[What the exercise asks] Lay out every line of the listing below as a Markdown table with the columns Row and Line. Skip blank lines.

Records from a collection
________________

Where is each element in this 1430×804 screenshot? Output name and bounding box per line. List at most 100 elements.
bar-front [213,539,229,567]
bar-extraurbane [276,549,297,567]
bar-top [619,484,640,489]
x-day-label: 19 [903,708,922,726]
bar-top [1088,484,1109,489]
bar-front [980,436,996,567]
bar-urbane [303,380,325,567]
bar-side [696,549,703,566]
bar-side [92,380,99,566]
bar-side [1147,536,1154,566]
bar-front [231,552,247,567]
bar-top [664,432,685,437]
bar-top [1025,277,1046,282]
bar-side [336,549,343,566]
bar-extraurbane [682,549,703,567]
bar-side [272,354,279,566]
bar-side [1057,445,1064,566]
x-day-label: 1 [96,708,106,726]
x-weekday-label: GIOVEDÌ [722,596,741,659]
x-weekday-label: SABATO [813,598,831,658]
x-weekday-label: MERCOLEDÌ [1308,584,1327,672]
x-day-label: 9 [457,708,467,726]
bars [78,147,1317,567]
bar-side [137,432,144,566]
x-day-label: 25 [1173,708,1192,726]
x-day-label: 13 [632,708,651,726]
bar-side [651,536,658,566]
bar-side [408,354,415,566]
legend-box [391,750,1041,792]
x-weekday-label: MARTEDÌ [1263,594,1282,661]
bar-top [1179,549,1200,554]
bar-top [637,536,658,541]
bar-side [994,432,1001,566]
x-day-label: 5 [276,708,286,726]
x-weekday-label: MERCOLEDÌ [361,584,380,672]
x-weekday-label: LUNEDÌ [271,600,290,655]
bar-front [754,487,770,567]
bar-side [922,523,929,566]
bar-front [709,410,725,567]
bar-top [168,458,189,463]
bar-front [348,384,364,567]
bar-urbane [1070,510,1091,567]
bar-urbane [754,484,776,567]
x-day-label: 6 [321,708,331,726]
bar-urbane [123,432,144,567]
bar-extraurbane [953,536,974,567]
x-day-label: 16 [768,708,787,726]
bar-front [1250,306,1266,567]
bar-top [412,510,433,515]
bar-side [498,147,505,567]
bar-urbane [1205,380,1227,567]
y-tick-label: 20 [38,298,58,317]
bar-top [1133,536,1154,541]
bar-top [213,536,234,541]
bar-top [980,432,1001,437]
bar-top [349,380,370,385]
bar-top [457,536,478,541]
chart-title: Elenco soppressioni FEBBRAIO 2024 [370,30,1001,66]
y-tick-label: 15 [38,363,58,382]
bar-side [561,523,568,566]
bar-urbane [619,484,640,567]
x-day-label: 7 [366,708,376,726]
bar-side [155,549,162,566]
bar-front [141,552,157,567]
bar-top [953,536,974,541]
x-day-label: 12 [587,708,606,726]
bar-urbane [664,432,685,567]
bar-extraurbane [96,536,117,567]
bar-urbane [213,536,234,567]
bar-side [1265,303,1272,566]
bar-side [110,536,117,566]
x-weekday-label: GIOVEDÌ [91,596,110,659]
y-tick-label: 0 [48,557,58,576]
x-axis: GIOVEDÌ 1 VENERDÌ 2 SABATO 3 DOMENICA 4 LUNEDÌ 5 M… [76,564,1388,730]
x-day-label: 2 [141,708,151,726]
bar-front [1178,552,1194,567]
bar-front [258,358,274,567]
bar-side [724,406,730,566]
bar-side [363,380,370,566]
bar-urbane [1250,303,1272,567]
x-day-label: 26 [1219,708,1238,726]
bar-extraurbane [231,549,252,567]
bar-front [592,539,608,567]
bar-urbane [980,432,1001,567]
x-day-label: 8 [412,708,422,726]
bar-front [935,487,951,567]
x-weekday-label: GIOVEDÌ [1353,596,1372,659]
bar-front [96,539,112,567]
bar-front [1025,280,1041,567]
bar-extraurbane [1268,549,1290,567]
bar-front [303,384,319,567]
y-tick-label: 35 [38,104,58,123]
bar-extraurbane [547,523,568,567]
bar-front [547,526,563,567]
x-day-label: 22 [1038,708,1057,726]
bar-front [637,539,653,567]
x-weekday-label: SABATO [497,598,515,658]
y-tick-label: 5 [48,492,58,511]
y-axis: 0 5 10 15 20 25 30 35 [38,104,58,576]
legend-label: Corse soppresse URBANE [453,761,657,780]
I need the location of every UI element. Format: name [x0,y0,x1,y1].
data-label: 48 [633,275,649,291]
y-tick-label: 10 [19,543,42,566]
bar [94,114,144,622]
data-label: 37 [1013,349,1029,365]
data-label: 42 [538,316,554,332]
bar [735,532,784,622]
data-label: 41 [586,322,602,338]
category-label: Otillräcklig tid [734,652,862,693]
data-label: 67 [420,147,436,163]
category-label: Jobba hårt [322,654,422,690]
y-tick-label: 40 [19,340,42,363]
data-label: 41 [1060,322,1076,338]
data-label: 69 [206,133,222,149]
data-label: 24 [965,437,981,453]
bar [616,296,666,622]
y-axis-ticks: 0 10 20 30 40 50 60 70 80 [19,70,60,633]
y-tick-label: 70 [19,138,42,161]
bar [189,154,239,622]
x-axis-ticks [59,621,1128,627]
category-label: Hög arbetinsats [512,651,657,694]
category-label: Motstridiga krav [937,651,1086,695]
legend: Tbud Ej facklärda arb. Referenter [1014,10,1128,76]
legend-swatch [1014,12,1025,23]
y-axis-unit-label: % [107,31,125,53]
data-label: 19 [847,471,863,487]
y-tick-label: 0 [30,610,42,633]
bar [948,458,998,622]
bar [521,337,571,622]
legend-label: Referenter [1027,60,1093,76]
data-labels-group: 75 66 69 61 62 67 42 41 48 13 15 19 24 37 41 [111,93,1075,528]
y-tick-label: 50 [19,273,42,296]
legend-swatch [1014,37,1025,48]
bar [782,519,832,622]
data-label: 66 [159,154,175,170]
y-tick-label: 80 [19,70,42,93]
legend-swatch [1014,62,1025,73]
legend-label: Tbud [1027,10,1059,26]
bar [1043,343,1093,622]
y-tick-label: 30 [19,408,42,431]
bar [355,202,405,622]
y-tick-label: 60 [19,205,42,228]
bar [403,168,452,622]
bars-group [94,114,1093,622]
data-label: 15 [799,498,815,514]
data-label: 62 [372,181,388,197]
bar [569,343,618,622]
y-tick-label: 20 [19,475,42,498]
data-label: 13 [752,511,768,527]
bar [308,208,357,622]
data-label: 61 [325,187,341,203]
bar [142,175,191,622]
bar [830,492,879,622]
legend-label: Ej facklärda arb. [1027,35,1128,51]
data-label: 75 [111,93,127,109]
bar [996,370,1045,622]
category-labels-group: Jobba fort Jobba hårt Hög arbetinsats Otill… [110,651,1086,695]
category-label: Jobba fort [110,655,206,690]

________________

[Reply to the exercise]
| Row | Line |
|---|---|
| 1 | Where is each element in this 1430×804 screenshot? Output name and bounding box per line. List at most 100 elements. |
| 2 | bar-front [213,539,229,567] |
| 3 | bar-extraurbane [276,549,297,567] |
| 4 | bar-top [619,484,640,489] |
| 5 | x-day-label: 19 [903,708,922,726] |
| 6 | bar-top [1088,484,1109,489] |
| 7 | bar-front [980,436,996,567] |
| 8 | bar-urbane [303,380,325,567] |
| 9 | bar-side [696,549,703,566] |
| 10 | bar-side [92,380,99,566] |
| 11 | bar-side [1147,536,1154,566] |
| 12 | bar-front [231,552,247,567] |
| 13 | bar-top [664,432,685,437] |
| 14 | bar-top [1025,277,1046,282] |
| 15 | bar-side [336,549,343,566] |
| 16 | bar-extraurbane [682,549,703,567] |
| 17 | bar-side [272,354,279,566] |
| 18 | bar-side [1057,445,1064,566] |
| 19 | x-day-label: 1 [96,708,106,726] |
| 20 | x-weekday-label: GIOVEDÌ [722,596,741,659] |
| 21 | x-weekday-label: SABATO [813,598,831,658] |
| 22 | x-weekday-label: MERCOLEDÌ [1308,584,1327,672] |
| 23 | x-day-label: 9 [457,708,467,726] |
| 24 | bars [78,147,1317,567] |
| 25 | bar-side [137,432,144,566] |
| 26 | x-day-label: 25 [1173,708,1192,726] |
| 27 | x-day-label: 13 [632,708,651,726] |
| 28 | bar-side [651,536,658,566] |
| 29 | bar-side [408,354,415,566] |
| 30 | legend-box [391,750,1041,792] |
| 31 | x-weekday-label: MARTEDÌ [1263,594,1282,661] |
| 32 | bar-top [1179,549,1200,554] |
| 33 | bar-top [637,536,658,541] |
| 34 | bar-side [994,432,1001,566] |
| 35 | x-day-label: 5 [276,708,286,726] |
| 36 | x-weekday-label: MERCOLEDÌ [361,584,380,672] |
| 37 | x-weekday-label: LUNEDÌ [271,600,290,655] |
| 38 | bar-front [754,487,770,567] |
| 39 | bar-side [922,523,929,566] |
| 40 | bar-front [709,410,725,567] |
| 41 | bar-top [168,458,189,463] |
| 42 | bar-front [348,384,364,567] |
| 43 | bar-urbane [1070,510,1091,567] |
| 44 | bar-urbane [754,484,776,567] |
| 45 | x-day-label: 6 [321,708,331,726] |
| 46 | bar-urbane [123,432,144,567] |
| 47 | bar-extraurbane [953,536,974,567] |
| 48 | x-day-label: 16 [768,708,787,726] |
| 49 | bar-front [1250,306,1266,567] |
| 50 | bar-top [412,510,433,515] |
| 51 | bar-side [498,147,505,567] |
| 52 | bar-urbane [1205,380,1227,567] |
| 53 | y-tick-label: 20 [38,298,58,317] |
| 54 | bar-top [1133,536,1154,541] |
| 55 | bar-top [213,536,234,541] |
| 56 | bar-top [980,432,1001,437] |
| 57 | bar-top [349,380,370,385] |
| 58 | bar-top [457,536,478,541] |
| 59 | chart-title: Elenco soppressioni FEBBRAIO 2024 [370,30,1001,66] |
| 60 | y-tick-label: 15 [38,363,58,382] |
| 61 | bar-side [561,523,568,566] |
| 62 | bar-urbane [619,484,640,567] |
| 63 | x-day-label: 7 [366,708,376,726] |
| 64 | bar-side [155,549,162,566] |
| 65 | bar-front [141,552,157,567] |
| 66 | bar-top [953,536,974,541] |
| 67 | x-day-label: 12 [587,708,606,726] |
| 68 | bar-urbane [664,432,685,567] |
| 69 | bar-extraurbane [96,536,117,567] |
| 70 | bar-urbane [213,536,234,567] |
| 71 | bar-side [1265,303,1272,566] |
| 72 | bar-side [110,536,117,566] |
| 73 | x-weekday-label: GIOVEDÌ [91,596,110,659] |
| 74 | y-tick-label: 0 [48,557,58,576] |
| 75 | x-axis: GIOVEDÌ 1 VENERDÌ 2 SABATO 3 DOMENICA 4 LUNEDÌ 5 M… [76,564,1388,730] |
| 76 | x-day-label: 2 [141,708,151,726] |
| 77 | bar-front [1178,552,1194,567] |
| 78 | bar-front [258,358,274,567] |
| 79 | bar-side [724,406,730,566] |
| 80 | bar-side [363,380,370,566] |
| 81 | bar-urbane [1250,303,1272,567] |
| 82 | x-day-label: 26 [1219,708,1238,726] |
| 83 | bar-extraurbane [231,549,252,567] |
| 84 | bar-front [592,539,608,567] |
| 85 | bar-urbane [980,432,1001,567] |
| 86 | x-day-label: 8 [412,708,422,726] |
| 87 | bar-front [935,487,951,567] |
| 88 | x-weekday-label: GIOVEDÌ [1353,596,1372,659] |
| 89 | bar-front [96,539,112,567] |
| 90 | bar-front [1025,280,1041,567] |
| 91 | bar-extraurbane [1268,549,1290,567] |
| 92 | bar-front [303,384,319,567] |
| 93 | y-tick-label: 35 [38,104,58,123] |
| 94 | bar-extraurbane [547,523,568,567] |
| 95 | bar-front [547,526,563,567] |
| 96 | x-day-label: 22 [1038,708,1057,726] |
| 97 | bar-front [637,539,653,567] |
| 98 | x-weekday-label: SABATO [497,598,515,658] |
| 99 | y-tick-label: 5 [48,492,58,511] |
| 100 | y-axis: 0 5 10 15 20 25 30 35 [38,104,58,576] |
| 101 | legend-label: Corse soppresse URBANE [453,761,657,780] |
| 102 | I need the location of every UI element. Format: name [x0,y0,x1,y1]. |
| 103 | data-label: 48 [633,275,649,291] |
| 104 | y-tick-label: 10 [19,543,42,566] |
| 105 | bar [94,114,144,622] |
| 106 | data-label: 37 [1013,349,1029,365] |
| 107 | data-label: 42 [538,316,554,332] |
| 108 | bar [735,532,784,622] |
| 109 | data-label: 41 [586,322,602,338] |
| 110 | category-label: Otillräcklig tid [734,652,862,693] |
| 111 | data-label: 67 [420,147,436,163] |
| 112 | category-label: Jobba hårt [322,654,422,690] |
| 113 | y-tick-label: 40 [19,340,42,363] |
| 114 | data-label: 41 [1060,322,1076,338] |
| 115 | data-label: 69 [206,133,222,149] |
| 116 | data-label: 24 [965,437,981,453] |
| 117 | bar [616,296,666,622] |
| 118 | y-axis-ticks: 0 10 20 30 40 50 60 70 80 [19,70,60,633] |
| 119 | y-tick-label: 70 [19,138,42,161] |
| 120 | bar [189,154,239,622] |
| 121 | x-axis-ticks [59,621,1128,627] |
| 122 | category-label: Hög arbetinsats [512,651,657,694] |
| 123 | category-label: Motstridiga krav [937,651,1086,695] |
| 124 | legend: Tbud Ej facklärda arb. Referenter [1014,10,1128,76] |
| 125 | legend-swatch [1014,12,1025,23] |
| 126 | y-axis-unit-label: % [107,31,125,53] |
| 127 | data-label: 19 [847,471,863,487] |
| 128 | y-tick-label: 0 [30,610,42,633] |
| 129 | bar [948,458,998,622] |
| 130 | bar [521,337,571,622] |
| 131 | legend-label: Referenter [1027,60,1093,76] |
| 132 | data-labels-group: 75 66 69 61 62 67 42 41 48 13 15 19 24 37 41 [111,93,1075,528] |
| 133 | y-tick-label: 50 [19,273,42,296] |
| 134 | legend-swatch [1014,37,1025,48] |
| 135 | bar [782,519,832,622] |
| 136 | data-label: 66 [159,154,175,170] |
| 137 | y-tick-label: 80 [19,70,42,93] |
| 138 | legend-swatch [1014,62,1025,73] |
| 139 | legend-label: Tbud [1027,10,1059,26] |
| 140 | bar [1043,343,1093,622] |
| 141 | y-tick-label: 30 [19,408,42,431] |
| 142 | bar [355,202,405,622] |
| 143 | y-tick-label: 60 [19,205,42,228] |
| 144 | bar [403,168,452,622] |
| 145 | bars-group [94,114,1093,622] |
| 146 | data-label: 15 [799,498,815,514] |
| 147 | data-label: 62 [372,181,388,197] |
| 148 | bar [569,343,618,622] |
| 149 | y-tick-label: 20 [19,475,42,498] |
| 150 | data-label: 13 [752,511,768,527] |
| 151 | bar [308,208,357,622] |
| 152 | data-label: 61 [325,187,341,203] |
| 153 | bar [142,175,191,622] |
| 154 | bar [830,492,879,622] |
| 155 | legend-label: Ej facklärda arb. [1027,35,1128,51] |
| 156 | data-label: 75 [111,93,127,109] |
| 157 | bar [996,370,1045,622] |
| 158 | category-labels-group: Jobba fort Jobba hårt Hög arbetinsats Otill… [110,651,1086,695] |
| 159 | category-label: Jobba fort [110,655,206,690] |